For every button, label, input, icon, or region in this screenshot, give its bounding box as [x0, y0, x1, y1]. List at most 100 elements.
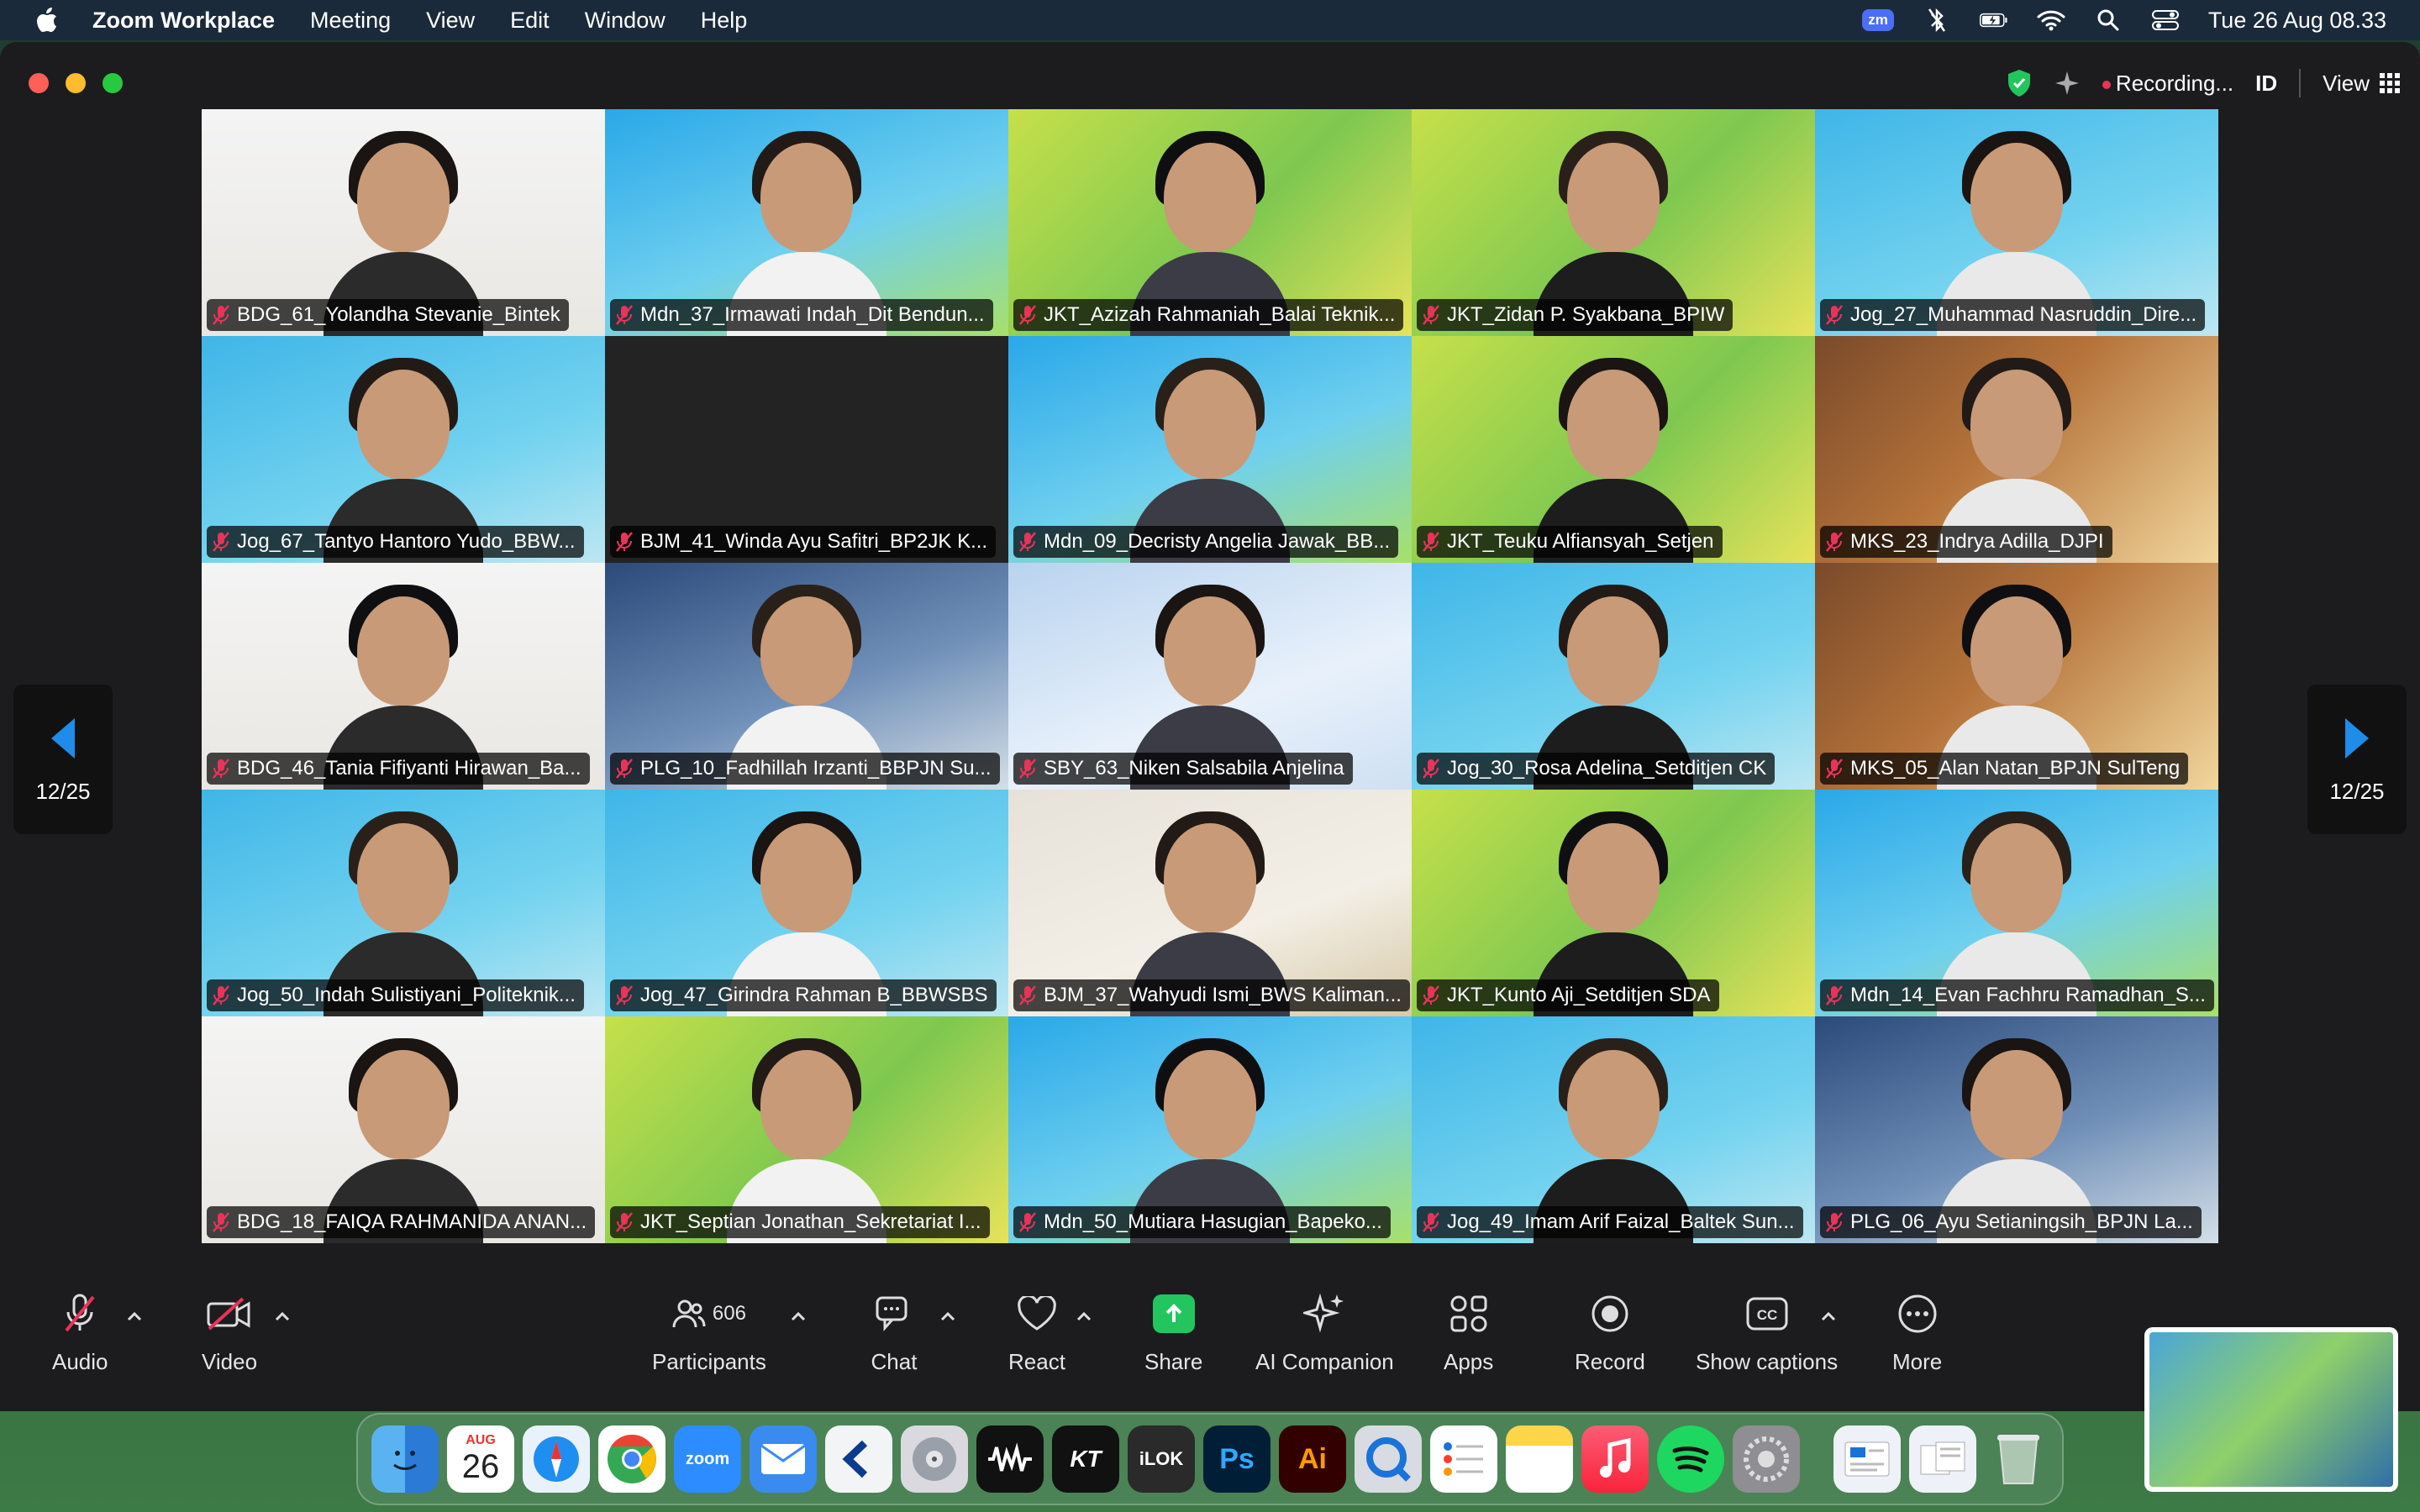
spotlight-search-icon[interactable] [2094, 8, 2123, 32]
dock-finder-icon[interactable] [371, 1425, 439, 1493]
dock-zoom-icon[interactable]: zoom [674, 1425, 741, 1493]
mic-muted-icon [1826, 759, 1843, 779]
dock-spotify-icon[interactable] [1657, 1425, 1724, 1493]
participant-video-tile[interactable]: BDG_46_Tania Fifiyanti Hirawan_Ba... [202, 563, 605, 790]
participant-video-tile[interactable]: JKT_Septian Jonathan_Sekretariat I... [605, 1016, 1008, 1243]
participant-video-tile[interactable]: JKT_Azizah Rahmaniah_Balai Teknik... [1008, 109, 1412, 336]
participant-video-tile[interactable]: PLG_06_Ayu Setianingsih_BPJN La... [1815, 1016, 2218, 1243]
participant-video-tile[interactable]: Mdn_37_Irmawati Indah_Dit Bendun... [605, 109, 1008, 336]
audio-options-chevron-icon[interactable] [126, 1310, 143, 1322]
dock-system-settings-icon[interactable] [1733, 1425, 1800, 1493]
menu-help[interactable]: Help [701, 8, 748, 34]
fullscreen-window-button[interactable] [103, 73, 123, 93]
participant-video-tile[interactable]: BJM_41_Winda Ayu Safitri_BP2JK K... [605, 336, 1008, 563]
participant-video-tile[interactable]: PLG_10_Fadhillah Irzanti_BBPJN Su... [605, 563, 1008, 790]
dock-illustrator-icon[interactable]: Ai [1279, 1425, 1346, 1493]
bluetooth-off-icon[interactable] [1923, 8, 1951, 32]
participant-video-tile[interactable]: Mdn_14_Evan Fachhru Ramadhan_S... [1815, 790, 2218, 1016]
captions-options-chevron-icon[interactable] [1820, 1310, 1837, 1322]
video-options-chevron-icon[interactable] [274, 1310, 291, 1322]
chat-button[interactable]: Chat [871, 1292, 918, 1375]
dock-waveform-icon[interactable] [976, 1425, 1044, 1493]
apps-button[interactable]: Apps [1444, 1292, 1493, 1375]
menu-edit[interactable]: Edit [510, 8, 550, 34]
language-interpretation-button[interactable]: ID [2255, 71, 2277, 97]
participant-video-tile[interactable]: MKS_23_Indrya Adilla_DJPI [1815, 336, 2218, 563]
dock-chrome-icon[interactable] [598, 1425, 666, 1493]
participant-video-tile[interactable]: Jog_27_Muhammad Nasruddin_Dire... [1815, 109, 2218, 336]
participant-video-tile[interactable]: Jog_50_Indah Sulistiyani_Politeknik... [202, 790, 605, 1016]
apple-icon[interactable] [34, 6, 59, 34]
security-shield-icon[interactable] [2007, 69, 2032, 97]
show-captions-button[interactable]: CC Show captions [1696, 1292, 1838, 1375]
menu-view[interactable]: View [426, 8, 475, 34]
dock-trash-icon[interactable] [1985, 1425, 2052, 1493]
control-center-icon[interactable] [2151, 8, 2180, 32]
next-page-button[interactable]: 12/25 [2307, 685, 2407, 834]
sparkle-icon[interactable] [2054, 70, 2081, 97]
ai-companion-button[interactable]: AI Companion [1255, 1292, 1394, 1375]
close-window-button[interactable] [29, 73, 49, 93]
participant-video-tile[interactable]: MKS_05_Alan Natan_BPJN SulTeng [1815, 563, 2218, 790]
react-button[interactable]: React [1008, 1292, 1065, 1375]
mic-muted-icon [1423, 1212, 1439, 1232]
participant-name-label: BJM_41_Winda Ayu Safitri_BP2JK K... [610, 526, 997, 558]
participant-video-tile[interactable]: SBY_63_Niken Salsabila Anjelina [1008, 563, 1412, 790]
more-button[interactable]: More [1892, 1292, 1942, 1375]
participant-name-label: SBY_63_Niken Salsabila Anjelina [1013, 753, 1353, 785]
wifi-icon[interactable] [2037, 8, 2065, 32]
participant-video-tile[interactable]: Mdn_50_Mutiara Hasugian_Bapeko... [1008, 1016, 1412, 1243]
participant-video-tile[interactable]: BDG_61_Yolandha Stevanie_Bintek [202, 109, 605, 336]
zoom-status-icon[interactable]: zm [1862, 9, 1894, 31]
participant-video-tile[interactable]: BDG_18_FAIQA RAHMANIDA ANAN... [202, 1016, 605, 1243]
dock-safari-icon[interactable] [523, 1425, 590, 1493]
participants-button[interactable]: 606 Participants [652, 1292, 766, 1375]
mic-muted-icon [1826, 1212, 1843, 1232]
dock-preview-icon[interactable] [1833, 1425, 1901, 1493]
chat-options-chevron-icon[interactable] [939, 1310, 956, 1322]
dock-music-icon[interactable] [1581, 1425, 1649, 1493]
video-off-icon [207, 1297, 250, 1331]
previous-page-button[interactable]: 12/25 [13, 685, 113, 834]
participant-video-tile[interactable]: JKT_Teuku Alfiansyah_Setjen [1412, 336, 1815, 563]
react-options-chevron-icon[interactable] [1076, 1310, 1092, 1322]
participant-video-tile[interactable]: Jog_67_Tantyo Hantoro Yudo_BBW... [202, 336, 605, 563]
participant-video-tile[interactable]: Mdn_09_Decristy Angelia Jawak_BB... [1008, 336, 1412, 563]
minimize-window-button[interactable] [66, 73, 86, 93]
participant-name-label: Jog_27_Muhammad Nasruddin_Dire... [1820, 299, 2206, 331]
mic-muted-icon [1019, 532, 1036, 552]
participant-name-label: Jog_50_Indah Sulistiyani_Politeknik... [207, 979, 584, 1011]
participant-video-tile[interactable]: BJM_37_Wahyudi Ismi_BWS Kaliman... [1008, 790, 1412, 1016]
video-button[interactable]: Video [202, 1292, 257, 1375]
dock-notes-icon[interactable] [1506, 1425, 1573, 1493]
dock-copilot-icon[interactable] [825, 1425, 892, 1493]
participant-video-tile[interactable]: Jog_49_Imam Arif Faizal_Baltek Sun... [1412, 1016, 1815, 1243]
self-view-thumbnail[interactable] [2144, 1327, 2398, 1492]
dock-quicktime-icon[interactable] [1355, 1425, 1422, 1493]
menu-clock[interactable]: Tue 26 Aug 08.33 [2208, 8, 2386, 34]
dock-calendar-icon[interactable]: AUG 26 [447, 1425, 514, 1493]
participants-options-chevron-icon[interactable] [790, 1310, 807, 1322]
record-button[interactable]: Record [1575, 1292, 1645, 1375]
participant-name-label: BDG_46_Tania Fifiyanti Hirawan_Ba... [207, 753, 590, 785]
dock-photoshop-icon[interactable]: Ps [1203, 1425, 1270, 1493]
recording-indicator[interactable]: Recording... [2102, 71, 2233, 97]
audio-button[interactable]: Audio [52, 1292, 108, 1375]
view-button[interactable]: View [2323, 71, 2400, 97]
dock-kt-icon[interactable]: KT [1052, 1425, 1119, 1493]
dock-mail-icon[interactable] [750, 1425, 817, 1493]
battery-charging-icon[interactable] [1979, 8, 2008, 32]
dock-ilok-icon[interactable]: iLOK [1128, 1425, 1195, 1493]
participant-video-tile[interactable]: Jog_47_Girindra Rahman B_BBWSBS [605, 790, 1008, 1016]
dock-documents-icon[interactable] [1909, 1425, 1976, 1493]
menu-meeting[interactable]: Meeting [310, 8, 391, 34]
participant-video-tile[interactable]: JKT_Zidan P. Syakbana_BPIW [1412, 109, 1815, 336]
dock-disk-utility-icon[interactable] [901, 1425, 968, 1493]
dock-reminders-icon[interactable] [1430, 1425, 1497, 1493]
menu-window[interactable]: Window [585, 8, 666, 34]
participant-video-tile[interactable]: Jog_30_Rosa Adelina_Setditjen CK [1412, 563, 1815, 790]
share-screen-button[interactable]: Share [1144, 1292, 1202, 1375]
participant-name-label: Mdn_09_Decristy Angelia Jawak_BB... [1013, 526, 1399, 558]
app-menu-zoom[interactable]: Zoom Workplace [92, 8, 275, 34]
participant-video-tile[interactable]: JKT_Kunto Aji_Setditjen SDA [1412, 790, 1815, 1016]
*****
What is expected:
Reproduce the following entries verbatim, beginning at the line that contains "spotlight-search-icon[interactable] [2094, 8, 2123, 32]" and stopping after the line that contains "participant-video-tile[interactable]: Mdn_14_Evan Fachhru".

Completed task:
spotlight-search-icon[interactable] [2094, 8, 2123, 32]
dock-finder-icon[interactable] [371, 1425, 439, 1493]
dock-zoom-icon[interactable]: zoom [674, 1425, 741, 1493]
mic-muted-icon [1826, 759, 1843, 779]
dock-spotify-icon[interactable] [1657, 1425, 1724, 1493]
participant-video-tile[interactable]: BDG_46_Tania Fifiyanti Hirawan_Ba... [202, 563, 605, 790]
participant-video-tile[interactable]: JKT_Septian Jonathan_Sekretariat I... [605, 1016, 1008, 1243]
participant-video-tile[interactable]: JKT_Azizah Rahmaniah_Balai Teknik... [1008, 109, 1412, 336]
participant-video-tile[interactable]: PLG_06_Ayu Setianingsih_BPJN La... [1815, 1016, 2218, 1243]
participant-video-tile[interactable]: Mdn_37_Irmawati Indah_Dit Bendun... [605, 109, 1008, 336]
audio-options-chevron-icon[interactable] [126, 1310, 143, 1322]
dock-system-settings-icon[interactable] [1733, 1425, 1800, 1493]
menu-help[interactable]: Help [701, 8, 748, 34]
fullscreen-window-button[interactable] [103, 73, 123, 93]
participant-video-tile[interactable]: BJM_41_Winda Ayu Safitri_BP2JK K... [605, 336, 1008, 563]
participant-video-tile[interactable]: PLG_10_Fadhillah Irzanti_BBPJN Su... [605, 563, 1008, 790]
dock-illustrator-icon[interactable]: Ai [1279, 1425, 1346, 1493]
bluetooth-off-icon[interactable] [1923, 8, 1951, 32]
participant-video-tile[interactable]: Mdn_14_Evan Fachhru Ramadhan_S... [1815, 790, 2218, 1016]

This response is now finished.